• **Stored entries**
________________________
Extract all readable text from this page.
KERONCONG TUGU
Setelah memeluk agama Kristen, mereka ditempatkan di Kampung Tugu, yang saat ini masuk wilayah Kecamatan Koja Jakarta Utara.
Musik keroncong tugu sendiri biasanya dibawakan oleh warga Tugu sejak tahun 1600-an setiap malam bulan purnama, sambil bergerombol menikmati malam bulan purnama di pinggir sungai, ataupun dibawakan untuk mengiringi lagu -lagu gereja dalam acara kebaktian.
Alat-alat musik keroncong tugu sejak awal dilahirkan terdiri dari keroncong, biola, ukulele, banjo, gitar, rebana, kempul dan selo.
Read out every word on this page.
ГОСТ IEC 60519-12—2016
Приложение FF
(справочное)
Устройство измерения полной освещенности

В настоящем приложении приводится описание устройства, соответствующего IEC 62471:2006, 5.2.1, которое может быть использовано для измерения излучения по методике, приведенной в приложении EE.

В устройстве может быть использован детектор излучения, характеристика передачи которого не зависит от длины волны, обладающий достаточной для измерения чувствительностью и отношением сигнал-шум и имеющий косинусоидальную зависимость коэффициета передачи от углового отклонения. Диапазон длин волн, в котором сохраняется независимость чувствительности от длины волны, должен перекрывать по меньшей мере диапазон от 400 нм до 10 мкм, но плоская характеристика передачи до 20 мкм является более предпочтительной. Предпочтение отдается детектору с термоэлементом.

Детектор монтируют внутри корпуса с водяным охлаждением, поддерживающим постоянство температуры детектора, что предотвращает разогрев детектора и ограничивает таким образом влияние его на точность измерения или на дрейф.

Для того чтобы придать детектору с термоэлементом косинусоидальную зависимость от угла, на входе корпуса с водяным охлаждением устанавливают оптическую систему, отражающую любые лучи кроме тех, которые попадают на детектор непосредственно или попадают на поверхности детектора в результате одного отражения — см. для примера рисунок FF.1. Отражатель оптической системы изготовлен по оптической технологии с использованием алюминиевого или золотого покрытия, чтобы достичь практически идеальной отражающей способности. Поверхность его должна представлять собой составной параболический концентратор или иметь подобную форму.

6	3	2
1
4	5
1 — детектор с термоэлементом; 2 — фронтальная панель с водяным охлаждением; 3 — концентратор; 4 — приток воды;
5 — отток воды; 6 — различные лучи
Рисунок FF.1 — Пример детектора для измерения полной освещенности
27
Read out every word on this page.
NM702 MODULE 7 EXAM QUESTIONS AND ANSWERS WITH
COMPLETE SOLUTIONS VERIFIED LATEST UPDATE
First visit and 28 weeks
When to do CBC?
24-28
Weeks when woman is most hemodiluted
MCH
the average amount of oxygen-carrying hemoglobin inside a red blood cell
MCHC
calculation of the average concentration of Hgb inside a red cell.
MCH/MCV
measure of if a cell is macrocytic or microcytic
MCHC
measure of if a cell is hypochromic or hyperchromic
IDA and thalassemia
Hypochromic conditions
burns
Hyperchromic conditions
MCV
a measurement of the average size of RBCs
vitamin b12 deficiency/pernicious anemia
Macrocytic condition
________________________
• **To be done**
Work out the count of lines containing the word "inside", then write only that count.

• **Answer**
2